* [Supplied material]
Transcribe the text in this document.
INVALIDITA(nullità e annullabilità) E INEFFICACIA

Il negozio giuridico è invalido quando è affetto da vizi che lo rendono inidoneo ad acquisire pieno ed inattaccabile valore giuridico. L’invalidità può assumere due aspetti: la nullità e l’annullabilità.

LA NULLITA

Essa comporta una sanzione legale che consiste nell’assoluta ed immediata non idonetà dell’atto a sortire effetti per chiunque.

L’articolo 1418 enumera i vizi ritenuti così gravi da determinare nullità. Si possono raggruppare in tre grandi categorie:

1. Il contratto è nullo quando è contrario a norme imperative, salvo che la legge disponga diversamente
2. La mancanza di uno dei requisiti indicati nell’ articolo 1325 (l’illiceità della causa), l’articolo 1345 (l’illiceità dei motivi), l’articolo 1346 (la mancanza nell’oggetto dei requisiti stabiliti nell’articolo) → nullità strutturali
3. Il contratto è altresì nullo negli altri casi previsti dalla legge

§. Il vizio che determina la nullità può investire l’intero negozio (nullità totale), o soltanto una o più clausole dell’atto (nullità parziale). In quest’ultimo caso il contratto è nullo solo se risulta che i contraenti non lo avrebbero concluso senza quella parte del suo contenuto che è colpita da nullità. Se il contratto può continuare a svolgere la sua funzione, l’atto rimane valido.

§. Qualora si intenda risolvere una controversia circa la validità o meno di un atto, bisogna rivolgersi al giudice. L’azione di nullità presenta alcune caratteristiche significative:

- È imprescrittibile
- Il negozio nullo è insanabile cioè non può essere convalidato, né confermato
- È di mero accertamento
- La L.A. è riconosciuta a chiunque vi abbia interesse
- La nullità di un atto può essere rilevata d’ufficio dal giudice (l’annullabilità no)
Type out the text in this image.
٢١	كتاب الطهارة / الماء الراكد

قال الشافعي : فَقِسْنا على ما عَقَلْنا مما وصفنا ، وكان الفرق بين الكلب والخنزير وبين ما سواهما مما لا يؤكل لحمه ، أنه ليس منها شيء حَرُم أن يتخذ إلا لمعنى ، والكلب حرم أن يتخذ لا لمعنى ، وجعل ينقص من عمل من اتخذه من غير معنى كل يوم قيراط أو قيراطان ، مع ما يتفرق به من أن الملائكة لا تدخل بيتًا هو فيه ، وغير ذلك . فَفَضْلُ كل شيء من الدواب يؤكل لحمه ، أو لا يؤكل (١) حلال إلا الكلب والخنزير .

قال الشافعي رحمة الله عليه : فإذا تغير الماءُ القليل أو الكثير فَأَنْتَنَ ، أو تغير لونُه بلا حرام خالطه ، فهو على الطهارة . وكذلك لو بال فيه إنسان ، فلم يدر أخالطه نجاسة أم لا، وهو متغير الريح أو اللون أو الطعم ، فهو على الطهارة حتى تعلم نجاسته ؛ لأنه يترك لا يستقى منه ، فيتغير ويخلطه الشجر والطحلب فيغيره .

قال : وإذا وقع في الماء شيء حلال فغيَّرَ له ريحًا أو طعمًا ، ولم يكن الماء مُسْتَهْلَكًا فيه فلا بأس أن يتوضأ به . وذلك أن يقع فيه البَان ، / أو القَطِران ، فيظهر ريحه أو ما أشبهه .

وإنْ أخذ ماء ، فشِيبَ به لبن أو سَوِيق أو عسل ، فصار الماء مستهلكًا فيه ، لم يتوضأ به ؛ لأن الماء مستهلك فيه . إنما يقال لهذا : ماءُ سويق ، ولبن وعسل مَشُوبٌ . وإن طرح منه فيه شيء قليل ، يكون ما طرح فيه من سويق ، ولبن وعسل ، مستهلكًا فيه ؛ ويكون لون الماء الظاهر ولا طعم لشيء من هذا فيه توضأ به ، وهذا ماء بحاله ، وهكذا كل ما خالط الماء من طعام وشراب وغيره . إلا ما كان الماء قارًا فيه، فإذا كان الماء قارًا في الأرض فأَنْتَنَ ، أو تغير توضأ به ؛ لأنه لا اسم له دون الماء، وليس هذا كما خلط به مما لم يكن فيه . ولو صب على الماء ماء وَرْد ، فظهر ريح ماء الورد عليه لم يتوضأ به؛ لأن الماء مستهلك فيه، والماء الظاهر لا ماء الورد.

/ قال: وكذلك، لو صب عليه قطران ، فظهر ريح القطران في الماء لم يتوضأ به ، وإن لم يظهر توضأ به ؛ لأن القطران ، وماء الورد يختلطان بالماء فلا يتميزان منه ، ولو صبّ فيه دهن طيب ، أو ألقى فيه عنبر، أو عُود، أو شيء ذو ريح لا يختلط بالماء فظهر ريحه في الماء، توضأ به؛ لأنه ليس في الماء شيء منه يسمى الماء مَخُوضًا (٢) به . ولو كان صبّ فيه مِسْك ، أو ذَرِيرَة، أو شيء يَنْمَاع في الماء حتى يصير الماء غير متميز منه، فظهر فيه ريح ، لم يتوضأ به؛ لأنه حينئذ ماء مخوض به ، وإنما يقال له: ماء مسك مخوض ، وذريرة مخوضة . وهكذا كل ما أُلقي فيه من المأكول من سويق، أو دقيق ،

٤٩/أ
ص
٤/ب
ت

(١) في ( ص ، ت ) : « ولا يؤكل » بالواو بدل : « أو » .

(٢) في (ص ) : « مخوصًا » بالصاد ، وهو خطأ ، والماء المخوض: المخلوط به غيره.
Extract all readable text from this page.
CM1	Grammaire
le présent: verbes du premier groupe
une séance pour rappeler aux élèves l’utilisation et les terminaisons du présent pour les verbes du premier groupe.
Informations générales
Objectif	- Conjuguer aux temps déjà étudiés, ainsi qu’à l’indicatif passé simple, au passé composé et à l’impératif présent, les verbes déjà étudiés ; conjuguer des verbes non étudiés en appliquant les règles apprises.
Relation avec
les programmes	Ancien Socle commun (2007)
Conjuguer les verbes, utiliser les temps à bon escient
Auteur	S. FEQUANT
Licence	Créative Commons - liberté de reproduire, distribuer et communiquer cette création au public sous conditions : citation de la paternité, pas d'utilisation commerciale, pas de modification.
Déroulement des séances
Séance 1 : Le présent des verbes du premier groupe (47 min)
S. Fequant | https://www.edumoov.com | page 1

* [Problem]
Keep only the lines that hold the string "premier", and copy them out.

* [Complete response]
le présent: verbes du premier groupe
une séance pour rappeler aux élèves l’utilisation et les terminaisons du présent pour les verbes du premier groupe.
Séance 1 : Le présent des verbes du premier groupe (47 min)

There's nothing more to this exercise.